Retype every line of the material below without any changes, leaving out the picture.
[Start INFORMATION PROVIDED]
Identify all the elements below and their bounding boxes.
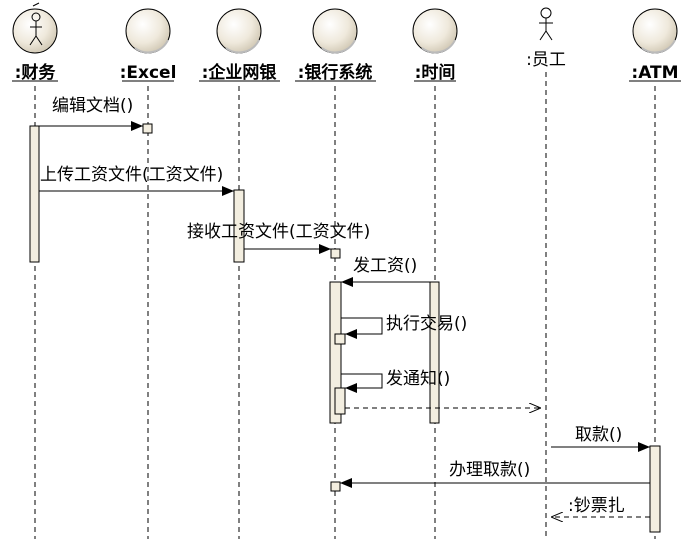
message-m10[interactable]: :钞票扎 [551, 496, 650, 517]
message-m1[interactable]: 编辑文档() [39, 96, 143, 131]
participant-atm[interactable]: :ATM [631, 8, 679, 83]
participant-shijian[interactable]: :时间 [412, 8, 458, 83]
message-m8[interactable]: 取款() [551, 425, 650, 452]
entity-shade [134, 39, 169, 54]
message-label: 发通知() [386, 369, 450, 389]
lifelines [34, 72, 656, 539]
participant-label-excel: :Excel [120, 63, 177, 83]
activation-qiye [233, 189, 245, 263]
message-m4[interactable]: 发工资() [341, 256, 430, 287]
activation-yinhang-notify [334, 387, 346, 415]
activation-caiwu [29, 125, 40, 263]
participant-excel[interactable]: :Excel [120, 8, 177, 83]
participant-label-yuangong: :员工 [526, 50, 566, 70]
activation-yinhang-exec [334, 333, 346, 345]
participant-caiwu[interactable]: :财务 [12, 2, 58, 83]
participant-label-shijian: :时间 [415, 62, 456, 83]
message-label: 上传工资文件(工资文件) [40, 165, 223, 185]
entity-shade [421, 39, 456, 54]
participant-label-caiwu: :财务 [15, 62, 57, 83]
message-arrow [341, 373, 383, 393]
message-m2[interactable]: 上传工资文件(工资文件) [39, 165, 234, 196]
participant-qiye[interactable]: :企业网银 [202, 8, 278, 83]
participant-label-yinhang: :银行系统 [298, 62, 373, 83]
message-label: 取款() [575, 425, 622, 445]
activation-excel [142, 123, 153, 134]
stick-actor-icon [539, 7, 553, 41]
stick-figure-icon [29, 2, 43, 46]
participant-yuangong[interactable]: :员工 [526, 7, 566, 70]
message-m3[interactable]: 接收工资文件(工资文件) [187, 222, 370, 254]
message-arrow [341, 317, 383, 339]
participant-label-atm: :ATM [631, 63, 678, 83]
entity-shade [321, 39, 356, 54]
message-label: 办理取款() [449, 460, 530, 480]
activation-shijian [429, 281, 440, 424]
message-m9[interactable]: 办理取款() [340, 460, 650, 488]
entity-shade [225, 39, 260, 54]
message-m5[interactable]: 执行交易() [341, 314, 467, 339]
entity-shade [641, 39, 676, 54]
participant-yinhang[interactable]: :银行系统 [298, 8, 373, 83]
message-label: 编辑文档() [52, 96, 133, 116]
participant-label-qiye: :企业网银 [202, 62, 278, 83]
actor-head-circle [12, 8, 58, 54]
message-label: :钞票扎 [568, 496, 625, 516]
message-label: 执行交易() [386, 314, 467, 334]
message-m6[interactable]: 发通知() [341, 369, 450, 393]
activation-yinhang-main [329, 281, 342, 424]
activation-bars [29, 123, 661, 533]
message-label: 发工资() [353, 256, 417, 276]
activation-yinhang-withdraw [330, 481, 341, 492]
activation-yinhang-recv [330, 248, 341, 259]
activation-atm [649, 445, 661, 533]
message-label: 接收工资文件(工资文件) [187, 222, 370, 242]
[End INFORMATION PROVIDED]
ANSWER TO THE TASK:
Identify all the elements below and their bounding boxes.
message-m10[interactable]: :钞票扎 [551, 496, 650, 517]
message-m1[interactable]: 编辑文档() [39, 96, 143, 131]
participant-atm[interactable]: :ATM [631, 8, 679, 83]
participant-shijian[interactable]: :时间 [412, 8, 458, 83]
message-m8[interactable]: 取款() [551, 425, 650, 452]
entity-shade [134, 39, 169, 54]
message-label: 发通知() [386, 369, 450, 389]
lifelines [34, 72, 656, 539]
participant-label-excel: :Excel [120, 63, 177, 83]
activation-qiye [233, 189, 245, 263]
message-m4[interactable]: 发工资() [341, 256, 430, 287]
activation-yinhang-notify [334, 387, 346, 415]
activation-caiwu [29, 125, 40, 263]
participant-excel[interactable]: :Excel [120, 8, 177, 83]
participant-label-yuangong: :员工 [526, 50, 566, 70]
activation-yinhang-exec [334, 333, 346, 345]
participant-caiwu[interactable]: :财务 [12, 2, 58, 83]
participant-label-shijian: :时间 [415, 62, 456, 83]
message-label: 上传工资文件(工资文件) [40, 165, 223, 185]
entity-shade [421, 39, 456, 54]
participant-label-caiwu: :财务 [15, 62, 57, 83]
message-arrow [341, 373, 383, 393]
message-m2[interactable]: 上传工资文件(工资文件) [39, 165, 234, 196]
participant-qiye[interactable]: :企业网银 [202, 8, 278, 83]
participant-label-yinhang: :银行系统 [298, 62, 373, 83]
message-label: 取款() [575, 425, 622, 445]
activation-excel [142, 123, 153, 134]
stick-actor-icon [539, 7, 553, 41]
stick-figure-icon [29, 2, 43, 46]
participant-yuangong[interactable]: :员工 [526, 7, 566, 70]
message-m3[interactable]: 接收工资文件(工资文件) [187, 222, 370, 254]
message-arrow [341, 317, 383, 339]
participant-label-atm: :ATM [631, 63, 678, 83]
entity-shade [321, 39, 356, 54]
message-label: 办理取款() [449, 460, 530, 480]
activation-shijian [429, 281, 440, 424]
message-m9[interactable]: 办理取款() [340, 460, 650, 488]
entity-shade [225, 39, 260, 54]
message-m5[interactable]: 执行交易() [341, 314, 467, 339]
entity-shade [641, 39, 676, 54]
participant-yinhang[interactable]: :银行系统 [298, 8, 373, 83]
message-label: 编辑文档() [52, 96, 133, 116]
participant-label-qiye: :企业网银 [202, 62, 278, 83]
actor-head-circle [12, 8, 58, 54]
message-label: :钞票扎 [568, 496, 625, 516]
message-label: 执行交易() [386, 314, 467, 334]
message-m6[interactable]: 发通知() [341, 369, 450, 393]
activation-yinhang-main [329, 281, 342, 424]
activation-bars [29, 123, 661, 533]
message-label: 发工资() [353, 256, 417, 276]
activation-yinhang-withdraw [330, 481, 341, 492]
activation-yinhang-recv [330, 248, 341, 259]
activation-atm [649, 445, 661, 533]
message-label: 接收工资文件(工资文件) [187, 222, 370, 242]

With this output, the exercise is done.